■ **THE EXERCISE**
Give the data again exactly as written, skipping any pictures.

■ **PROVIDED DATA**
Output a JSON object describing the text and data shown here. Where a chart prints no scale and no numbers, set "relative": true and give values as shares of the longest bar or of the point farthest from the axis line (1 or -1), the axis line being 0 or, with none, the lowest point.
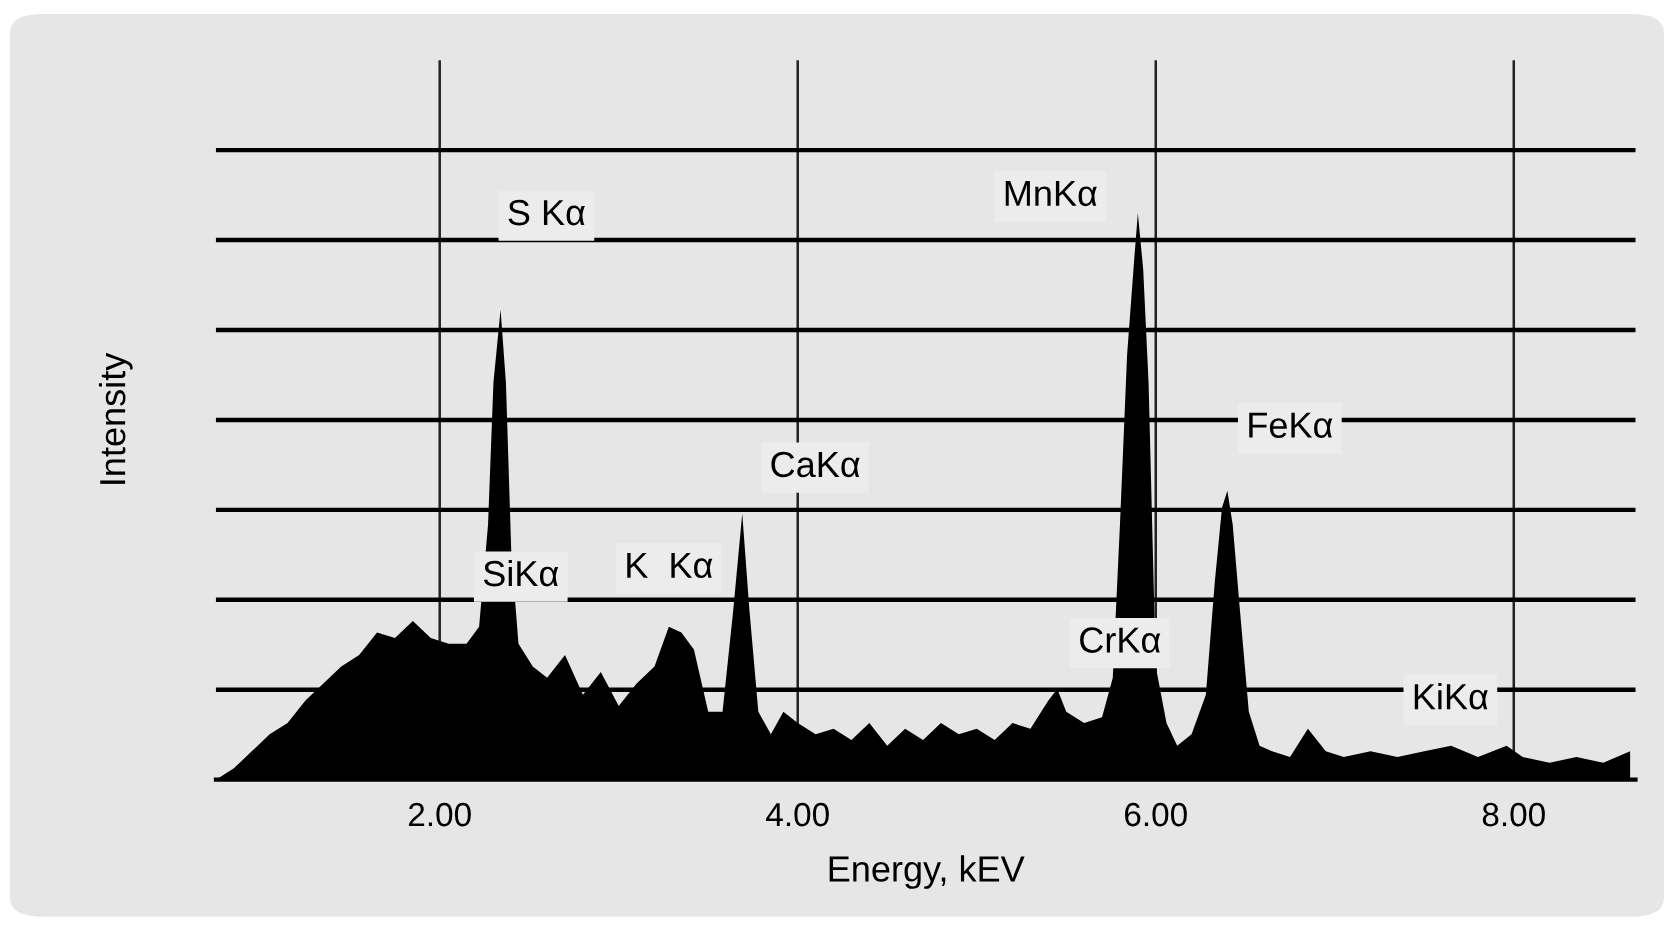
{
  "chart_data": {
    "type": "area",
    "relative": true,
    "xlabel": "Energy, kEV",
    "ylabel": "Intensity",
    "color": "#000000",
    "grid": true,
    "xlim": [
      0.75,
      8.68
    ],
    "xticks": [
      {
        "value": 2,
        "label": "2.00"
      },
      {
        "value": 4,
        "label": "4.00"
      },
      {
        "value": 6,
        "label": "6.00"
      },
      {
        "value": 8,
        "label": "8.00"
      }
    ],
    "x": [
      0.75,
      0.85,
      0.95,
      1.05,
      1.15,
      1.25,
      1.35,
      1.45,
      1.55,
      1.65,
      1.75,
      1.85,
      1.95,
      2.05,
      2.15,
      2.22,
      2.27,
      2.3,
      2.34,
      2.37,
      2.4,
      2.44,
      2.52,
      2.6,
      2.7,
      2.8,
      2.9,
      3.0,
      3.1,
      3.2,
      3.28,
      3.35,
      3.42,
      3.5,
      3.58,
      3.64,
      3.69,
      3.73,
      3.78,
      3.85,
      3.92,
      4.0,
      4.1,
      4.2,
      4.3,
      4.4,
      4.5,
      4.6,
      4.7,
      4.8,
      4.9,
      5.0,
      5.1,
      5.2,
      5.3,
      5.4,
      5.45,
      5.5,
      5.6,
      5.7,
      5.76,
      5.8,
      5.84,
      5.88,
      5.9,
      5.93,
      5.96,
      6.0,
      6.06,
      6.12,
      6.2,
      6.28,
      6.33,
      6.37,
      6.4,
      6.43,
      6.47,
      6.52,
      6.58,
      6.65,
      6.75,
      6.85,
      6.95,
      7.05,
      7.2,
      7.35,
      7.5,
      7.65,
      7.8,
      7.96,
      8.05,
      8.2,
      8.35,
      8.5,
      8.65
    ],
    "values": [
      0.0,
      0.02,
      0.05,
      0.08,
      0.1,
      0.14,
      0.17,
      0.2,
      0.22,
      0.26,
      0.25,
      0.28,
      0.25,
      0.24,
      0.24,
      0.27,
      0.45,
      0.7,
      0.83,
      0.7,
      0.4,
      0.24,
      0.2,
      0.18,
      0.22,
      0.15,
      0.19,
      0.13,
      0.17,
      0.2,
      0.27,
      0.26,
      0.23,
      0.12,
      0.12,
      0.3,
      0.47,
      0.3,
      0.12,
      0.08,
      0.12,
      0.1,
      0.08,
      0.09,
      0.07,
      0.1,
      0.06,
      0.09,
      0.07,
      0.1,
      0.08,
      0.09,
      0.07,
      0.1,
      0.09,
      0.14,
      0.16,
      0.12,
      0.1,
      0.11,
      0.18,
      0.45,
      0.75,
      0.92,
      1.0,
      0.9,
      0.7,
      0.2,
      0.1,
      0.06,
      0.08,
      0.15,
      0.35,
      0.48,
      0.51,
      0.45,
      0.3,
      0.12,
      0.06,
      0.05,
      0.04,
      0.09,
      0.05,
      0.04,
      0.05,
      0.04,
      0.05,
      0.06,
      0.04,
      0.06,
      0.04,
      0.03,
      0.04,
      0.03,
      0.05
    ],
    "annotations": [
      {
        "text": "S Kα",
        "x": 2.34,
        "y": 0.83
      },
      {
        "text": "MnKα",
        "x": 5.9,
        "y": 1.0
      },
      {
        "text": "CaKα",
        "x": 3.69,
        "y": 0.47
      },
      {
        "text": "FeKα",
        "x": 6.4,
        "y": 0.51
      },
      {
        "text": "SiKα",
        "x": 2.22,
        "y": 0.27
      },
      {
        "text": "K  Kα",
        "x": 3.28,
        "y": 0.27
      },
      {
        "text": "CrKα",
        "x": 5.45,
        "y": 0.16
      },
      {
        "text": "KiKα",
        "x": 7.96,
        "y": 0.06
      }
    ]
  }
}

■ **IN RESPONSE**
Output a JSON object describing the text and data shown here. Where a chart prints no scale and no numbers, set "relative": true and give values as shares of the longest bar or of the point farthest from the axis line (1 or -1), the axis line being 0 or, with none, the lowest point.
{
  "chart_data": {
    "type": "area",
    "relative": true,
    "xlabel": "Energy, kEV",
    "ylabel": "Intensity",
    "color": "#000000",
    "grid": true,
    "xlim": [
      0.75,
      8.68
    ],
    "xticks": [
      {
        "value": 2,
        "label": "2.00"
      },
      {
        "value": 4,
        "label": "4.00"
      },
      {
        "value": 6,
        "label": "6.00"
      },
      {
        "value": 8,
        "label": "8.00"
      }
    ],
    "x": [
      0.75,
      0.85,
      0.95,
      1.05,
      1.15,
      1.25,
      1.35,
      1.45,
      1.55,
      1.65,
      1.75,
      1.85,
      1.95,
      2.05,
      2.15,
      2.22,
      2.27,
      2.3,
      2.34,
      2.37,
      2.4,
      2.44,
      2.52,
      2.6,
      2.7,
      2.8,
      2.9,
      3.0,
      3.1,
      3.2,
      3.28,
      3.35,
      3.42,
      3.5,
      3.58,
      3.64,
      3.69,
      3.73,
      3.78,
      3.85,
      3.92,
      4.0,
      4.1,
      4.2,
      4.3,
      4.4,
      4.5,
      4.6,
      4.7,
      4.8,
      4.9,
      5.0,
      5.1,
      5.2,
      5.3,
      5.4,
      5.45,
      5.5,
      5.6,
      5.7,
      5.76,
      5.8,
      5.84,
      5.88,
      5.9,
      5.93,
      5.96,
      6.0,
      6.06,
      6.12,
      6.2,
      6.28,
      6.33,
      6.37,
      6.4,
      6.43,
      6.47,
      6.52,
      6.58,
      6.65,
      6.75,
      6.85,
      6.95,
      7.05,
      7.2,
      7.35,
      7.5,
      7.65,
      7.8,
      7.96,
      8.05,
      8.2,
      8.35,
      8.5,
      8.65
    ],
    "values": [
      0.0,
      0.02,
      0.05,
      0.08,
      0.1,
      0.14,
      0.17,
      0.2,
      0.22,
      0.26,
      0.25,
      0.28,
      0.25,
      0.24,
      0.24,
      0.27,
      0.45,
      0.7,
      0.83,
      0.7,
      0.4,
      0.24,
      0.2,
      0.18,
      0.22,
      0.15,
      0.19,
      0.13,
      0.17,
      0.2,
      0.27,
      0.26,
      0.23,
      0.12,
      0.12,
      0.3,
      0.47,
      0.3,
      0.12,
      0.08,
      0.12,
      0.1,
      0.08,
      0.09,
      0.07,
      0.1,
      0.06,
      0.09,
      0.07,
      0.1,
      0.08,
      0.09,
      0.07,
      0.1,
      0.09,
      0.14,
      0.16,
      0.12,
      0.1,
      0.11,
      0.18,
      0.45,
      0.75,
      0.92,
      1.0,
      0.9,
      0.7,
      0.2,
      0.1,
      0.06,
      0.08,
      0.15,
      0.35,
      0.48,
      0.51,
      0.45,
      0.3,
      0.12,
      0.06,
      0.05,
      0.04,
      0.09,
      0.05,
      0.04,
      0.05,
      0.04,
      0.05,
      0.06,
      0.04,
      0.06,
      0.04,
      0.03,
      0.04,
      0.03,
      0.05
    ],
    "annotations": [
      {
        "text": "S Kα",
        "x": 2.34,
        "y": 0.83
      },
      {
        "text": "MnKα",
        "x": 5.9,
        "y": 1.0
      },
      {
        "text": "CaKα",
        "x": 3.69,
        "y": 0.47
      },
      {
        "text": "FeKα",
        "x": 6.4,
        "y": 0.51
      },
      {
        "text": "SiKα",
        "x": 2.22,
        "y": 0.27
      },
      {
        "text": "K  Kα",
        "x": 3.28,
        "y": 0.27
      },
      {
        "text": "CrKα",
        "x": 5.45,
        "y": 0.16
      },
      {
        "text": "KiKα",
        "x": 7.96,
        "y": 0.06
      }
    ]
  }
}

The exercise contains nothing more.